- **Task requirements**
Report every line in the listing below where the string "Assignment" shows up.

===

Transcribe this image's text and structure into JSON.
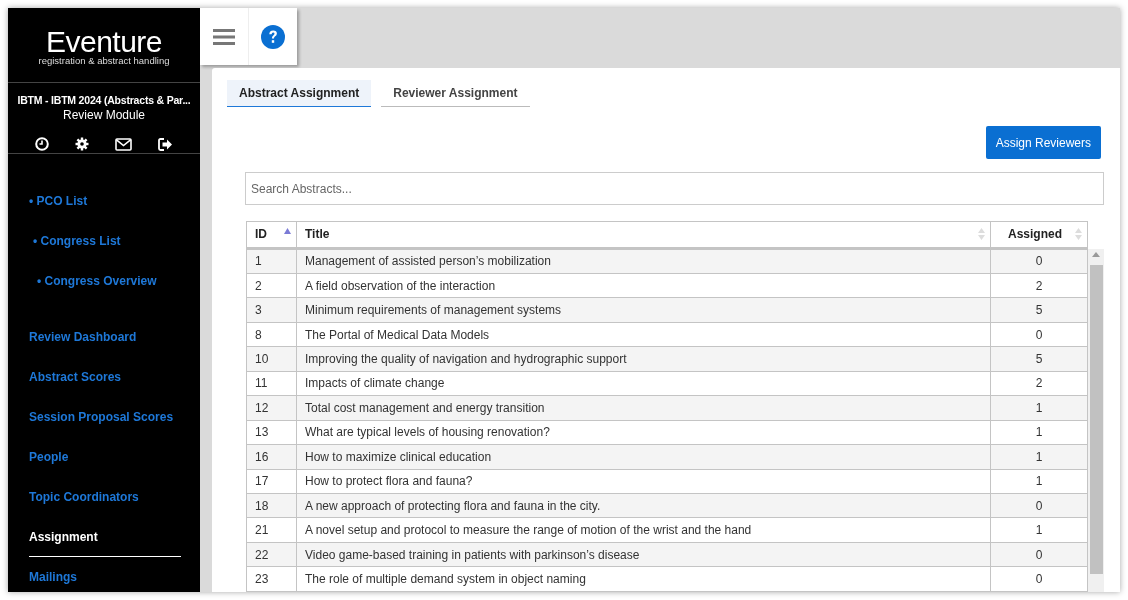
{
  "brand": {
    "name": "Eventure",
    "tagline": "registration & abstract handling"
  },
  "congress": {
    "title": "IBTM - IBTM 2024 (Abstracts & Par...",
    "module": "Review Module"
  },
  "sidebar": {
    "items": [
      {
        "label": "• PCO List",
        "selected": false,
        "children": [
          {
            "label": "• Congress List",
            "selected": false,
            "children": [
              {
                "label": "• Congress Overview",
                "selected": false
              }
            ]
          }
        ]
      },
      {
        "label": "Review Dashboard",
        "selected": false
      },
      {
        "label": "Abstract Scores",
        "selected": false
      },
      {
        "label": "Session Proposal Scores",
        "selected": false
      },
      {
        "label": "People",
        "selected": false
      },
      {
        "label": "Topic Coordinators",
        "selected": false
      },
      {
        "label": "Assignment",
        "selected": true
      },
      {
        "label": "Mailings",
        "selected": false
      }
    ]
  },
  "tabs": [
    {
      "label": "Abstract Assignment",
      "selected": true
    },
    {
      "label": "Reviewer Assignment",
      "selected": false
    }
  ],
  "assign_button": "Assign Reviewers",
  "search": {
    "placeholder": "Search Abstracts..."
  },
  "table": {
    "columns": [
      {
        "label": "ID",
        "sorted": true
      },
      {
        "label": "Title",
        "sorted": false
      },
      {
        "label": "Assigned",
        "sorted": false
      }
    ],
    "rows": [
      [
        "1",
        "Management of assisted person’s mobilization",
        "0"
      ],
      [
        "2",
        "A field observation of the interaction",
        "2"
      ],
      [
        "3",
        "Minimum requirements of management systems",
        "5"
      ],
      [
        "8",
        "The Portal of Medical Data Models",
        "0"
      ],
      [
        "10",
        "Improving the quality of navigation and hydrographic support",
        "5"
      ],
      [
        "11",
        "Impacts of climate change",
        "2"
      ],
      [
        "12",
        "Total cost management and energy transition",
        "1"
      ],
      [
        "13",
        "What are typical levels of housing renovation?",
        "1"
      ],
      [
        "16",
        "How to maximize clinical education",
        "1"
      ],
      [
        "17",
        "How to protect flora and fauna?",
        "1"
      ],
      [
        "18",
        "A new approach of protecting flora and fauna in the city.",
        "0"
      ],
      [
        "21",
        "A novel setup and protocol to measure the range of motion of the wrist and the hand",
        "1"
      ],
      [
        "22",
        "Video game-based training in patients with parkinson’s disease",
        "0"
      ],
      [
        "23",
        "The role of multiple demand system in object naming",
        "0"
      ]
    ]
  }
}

===

- **Task solution**
        "label": "Assignment",
      "label": "Abstract Assignment",
      "label": "Reviewer Assignment",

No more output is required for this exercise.